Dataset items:
----
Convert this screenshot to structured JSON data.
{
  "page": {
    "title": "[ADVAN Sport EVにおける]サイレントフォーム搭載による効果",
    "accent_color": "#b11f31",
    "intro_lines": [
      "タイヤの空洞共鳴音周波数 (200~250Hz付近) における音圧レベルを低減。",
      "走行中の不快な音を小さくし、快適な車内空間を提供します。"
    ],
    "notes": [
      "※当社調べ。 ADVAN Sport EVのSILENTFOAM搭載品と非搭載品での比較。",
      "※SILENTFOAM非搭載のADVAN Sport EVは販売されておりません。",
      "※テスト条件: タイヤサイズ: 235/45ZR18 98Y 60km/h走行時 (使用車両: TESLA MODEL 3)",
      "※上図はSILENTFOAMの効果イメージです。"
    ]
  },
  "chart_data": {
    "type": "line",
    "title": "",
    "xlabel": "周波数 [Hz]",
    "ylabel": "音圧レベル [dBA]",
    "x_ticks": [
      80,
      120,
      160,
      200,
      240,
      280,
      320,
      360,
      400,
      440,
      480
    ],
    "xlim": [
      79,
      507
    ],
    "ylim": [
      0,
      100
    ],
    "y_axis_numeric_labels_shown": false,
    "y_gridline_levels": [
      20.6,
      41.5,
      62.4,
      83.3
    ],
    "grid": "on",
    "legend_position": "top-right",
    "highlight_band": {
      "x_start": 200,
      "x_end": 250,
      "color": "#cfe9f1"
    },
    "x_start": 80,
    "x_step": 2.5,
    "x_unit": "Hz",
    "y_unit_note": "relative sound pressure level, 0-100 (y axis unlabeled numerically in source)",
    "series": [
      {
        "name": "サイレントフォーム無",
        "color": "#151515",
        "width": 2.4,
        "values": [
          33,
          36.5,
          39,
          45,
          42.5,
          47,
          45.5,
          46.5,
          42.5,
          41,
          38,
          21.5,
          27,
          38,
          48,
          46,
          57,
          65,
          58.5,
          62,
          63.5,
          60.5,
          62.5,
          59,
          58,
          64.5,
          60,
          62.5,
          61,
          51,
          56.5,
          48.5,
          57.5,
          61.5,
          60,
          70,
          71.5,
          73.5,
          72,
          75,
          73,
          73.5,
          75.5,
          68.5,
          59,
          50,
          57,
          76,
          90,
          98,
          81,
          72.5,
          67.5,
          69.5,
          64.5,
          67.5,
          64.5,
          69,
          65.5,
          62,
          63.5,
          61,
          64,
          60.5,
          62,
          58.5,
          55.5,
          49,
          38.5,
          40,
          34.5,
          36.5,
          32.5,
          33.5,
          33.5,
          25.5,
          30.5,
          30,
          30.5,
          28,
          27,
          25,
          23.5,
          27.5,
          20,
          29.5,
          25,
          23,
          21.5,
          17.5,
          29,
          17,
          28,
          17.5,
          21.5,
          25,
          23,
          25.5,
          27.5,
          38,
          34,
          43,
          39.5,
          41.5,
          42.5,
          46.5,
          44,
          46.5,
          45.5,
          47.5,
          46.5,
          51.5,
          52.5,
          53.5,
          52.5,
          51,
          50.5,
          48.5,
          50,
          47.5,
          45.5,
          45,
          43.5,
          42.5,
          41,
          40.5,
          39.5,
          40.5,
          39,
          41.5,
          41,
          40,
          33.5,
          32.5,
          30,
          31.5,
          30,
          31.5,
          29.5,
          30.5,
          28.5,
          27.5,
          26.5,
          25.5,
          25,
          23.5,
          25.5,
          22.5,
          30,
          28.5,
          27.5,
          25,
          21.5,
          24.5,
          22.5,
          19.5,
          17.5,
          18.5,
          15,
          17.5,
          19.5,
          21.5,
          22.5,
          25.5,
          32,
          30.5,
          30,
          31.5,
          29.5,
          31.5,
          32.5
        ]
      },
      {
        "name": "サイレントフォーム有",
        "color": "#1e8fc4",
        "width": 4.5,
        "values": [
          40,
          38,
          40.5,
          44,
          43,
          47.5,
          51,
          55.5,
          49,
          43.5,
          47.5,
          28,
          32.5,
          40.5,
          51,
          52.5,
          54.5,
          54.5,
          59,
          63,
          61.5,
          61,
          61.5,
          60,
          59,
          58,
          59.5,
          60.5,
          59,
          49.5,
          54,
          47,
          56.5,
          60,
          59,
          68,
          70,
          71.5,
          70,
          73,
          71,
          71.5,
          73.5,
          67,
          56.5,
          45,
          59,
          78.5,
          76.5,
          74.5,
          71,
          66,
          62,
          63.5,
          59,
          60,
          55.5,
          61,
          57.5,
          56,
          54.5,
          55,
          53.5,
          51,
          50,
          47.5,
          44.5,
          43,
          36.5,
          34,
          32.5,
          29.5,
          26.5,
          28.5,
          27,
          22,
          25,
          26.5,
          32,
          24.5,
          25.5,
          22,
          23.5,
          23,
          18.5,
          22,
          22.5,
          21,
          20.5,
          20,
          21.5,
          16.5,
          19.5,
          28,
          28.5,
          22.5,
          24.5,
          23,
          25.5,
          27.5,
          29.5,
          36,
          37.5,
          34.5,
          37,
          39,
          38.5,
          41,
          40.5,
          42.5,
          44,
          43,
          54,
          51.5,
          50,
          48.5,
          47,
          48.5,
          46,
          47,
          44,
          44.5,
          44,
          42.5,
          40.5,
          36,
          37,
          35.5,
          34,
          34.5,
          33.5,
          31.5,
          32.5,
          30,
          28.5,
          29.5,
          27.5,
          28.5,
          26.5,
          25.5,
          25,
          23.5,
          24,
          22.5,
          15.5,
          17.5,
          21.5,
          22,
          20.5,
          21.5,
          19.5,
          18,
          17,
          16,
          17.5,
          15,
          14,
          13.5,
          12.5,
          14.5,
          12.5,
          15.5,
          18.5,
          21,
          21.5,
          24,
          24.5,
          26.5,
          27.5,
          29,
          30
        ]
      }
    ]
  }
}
----
Reproduce each line verbatim.

**Task response:**
Convert this screenshot to structured JSON data.
{
  "page": {
    "title": "[ADVAN Sport EVにおける]サイレントフォーム搭載による効果",
    "accent_color": "#b11f31",
    "intro_lines": [
      "タイヤの空洞共鳴音周波数 (200~250Hz付近) における音圧レベルを低減。",
      "走行中の不快な音を小さくし、快適な車内空間を提供します。"
    ],
    "notes": [
      "※当社調べ。 ADVAN Sport EVのSILENTFOAM搭載品と非搭載品での比較。",
      "※SILENTFOAM非搭載のADVAN Sport EVは販売されておりません。",
      "※テスト条件: タイヤサイズ: 235/45ZR18 98Y 60km/h走行時 (使用車両: TESLA MODEL 3)",
      "※上図はSILENTFOAMの効果イメージです。"
    ]
  },
  "chart_data": {
    "type": "line",
    "title": "",
    "xlabel": "周波数 [Hz]",
    "ylabel": "音圧レベル [dBA]",
    "x_ticks": [
      80,
      120,
      160,
      200,
      240,
      280,
      320,
      360,
      400,
      440,
      480
    ],
    "xlim": [
      79,
      507
    ],
    "ylim": [
      0,
      100
    ],
    "y_axis_numeric_labels_shown": false,
    "y_gridline_levels": [
      20.6,
      41.5,
      62.4,
      83.3
    ],
    "grid": "on",
    "legend_position": "top-right",
    "highlight_band": {
      "x_start": 200,
      "x_end": 250,
      "color": "#cfe9f1"
    },
    "x_start": 80,
    "x_step": 2.5,
    "x_unit": "Hz",
    "y_unit_note": "relative sound pressure level, 0-100 (y axis unlabeled numerically in source)",
    "series": [
      {
        "name": "サイレントフォーム無",
        "color": "#151515",
        "width": 2.4,
        "values": [
          33,
          36.5,
          39,
          45,
          42.5,
          47,
          45.5,
          46.5,
          42.5,
          41,
          38,
          21.5,
          27,
          38,
          48,
          46,
          57,
          65,
          58.5,
          62,
          63.5,
          60.5,
          62.5,
          59,
          58,
          64.5,
          60,
          62.5,
          61,
          51,
          56.5,
          48.5,
          57.5,
          61.5,
          60,
          70,
          71.5,
          73.5,
          72,
          75,
          73,
          73.5,
          75.5,
          68.5,
          59,
          50,
          57,
          76,
          90,
          98,
          81,
          72.5,
          67.5,
          69.5,
          64.5,
          67.5,
          64.5,
          69,
          65.5,
          62,
          63.5,
          61,
          64,
          60.5,
          62,
          58.5,
          55.5,
          49,
          38.5,
          40,
          34.5,
          36.5,
          32.5,
          33.5,
          33.5,
          25.5,
          30.5,
          30,
          30.5,
          28,
          27,
          25,
          23.5,
          27.5,
          20,
          29.5,
          25,
          23,
          21.5,
          17.5,
          29,
          17,
          28,
          17.5,
          21.5,
          25,
          23,
          25.5,
          27.5,
          38,
          34,
          43,
          39.5,
          41.5,
          42.5,
          46.5,
          44,
          46.5,
          45.5,
          47.5,
          46.5,
          51.5,
          52.5,
          53.5,
          52.5,
          51,
          50.5,
          48.5,
          50,
          47.5,
          45.5,
          45,
          43.5,
          42.5,
          41,
          40.5,
          39.5,
          40.5,
          39,
          41.5,
          41,
          40,
          33.5,
          32.5,
          30,
          31.5,
          30,
          31.5,
          29.5,
          30.5,
          28.5,
          27.5,
          26.5,
          25.5,
          25,
          23.5,
          25.5,
          22.5,
          30,
          28.5,
          27.5,
          25,
          21.5,
          24.5,
          22.5,
          19.5,
          17.5,
          18.5,
          15,
          17.5,
          19.5,
          21.5,
          22.5,
          25.5,
          32,
          30.5,
          30,
          31.5,
          29.5,
          31.5,
          32.5
        ]
      },
      {
        "name": "サイレントフォーム有",
        "color": "#1e8fc4",
        "width": 4.5,
        "values": [
          40,
          38,
          40.5,
          44,
          43,
          47.5,
          51,
          55.5,
          49,
          43.5,
          47.5,
          28,
          32.5,
          40.5,
          51,
          52.5,
          54.5,
          54.5,
          59,
          63,
          61.5,
          61,
          61.5,
          60,
          59,
          58,
          59.5,
          60.5,
          59,
          49.5,
          54,
          47,
          56.5,
          60,
          59,
          68,
          70,
          71.5,
          70,
          73,
          71,
          71.5,
          73.5,
          67,
          56.5,
          45,
          59,
          78.5,
          76.5,
          74.5,
          71,
          66,
          62,
          63.5,
          59,
          60,
          55.5,
          61,
          57.5,
          56,
          54.5,
          55,
          53.5,
          51,
          50,
          47.5,
          44.5,
          43,
          36.5,
          34,
          32.5,
          29.5,
          26.5,
          28.5,
          27,
          22,
          25,
          26.5,
          32,
          24.5,
          25.5,
          22,
          23.5,
          23,
          18.5,
          22,
          22.5,
          21,
          20.5,
          20,
          21.5,
          16.5,
          19.5,
          28,
          28.5,
          22.5,
          24.5,
          23,
          25.5,
          27.5,
          29.5,
          36,
          37.5,
          34.5,
          37,
          39,
          38.5,
          41,
          40.5,
          42.5,
          44,
          43,
          54,
          51.5,
          50,
          48.5,
          47,
          48.5,
          46,
          47,
          44,
          44.5,
          44,
          42.5,
          40.5,
          36,
          37,
          35.5,
          34,
          34.5,
          33.5,
          31.5,
          32.5,
          30,
          28.5,
          29.5,
          27.5,
          28.5,
          26.5,
          25.5,
          25,
          23.5,
          24,
          22.5,
          15.5,
          17.5,
          21.5,
          22,
          20.5,
          21.5,
          19.5,
          18,
          17,
          16,
          17.5,
          15,
          14,
          13.5,
          12.5,
          14.5,
          12.5,
          15.5,
          18.5,
          21,
          21.5,
          24,
          24.5,
          26.5,
          27.5,
          29,
          30
        ]
      }
    ]
  }
}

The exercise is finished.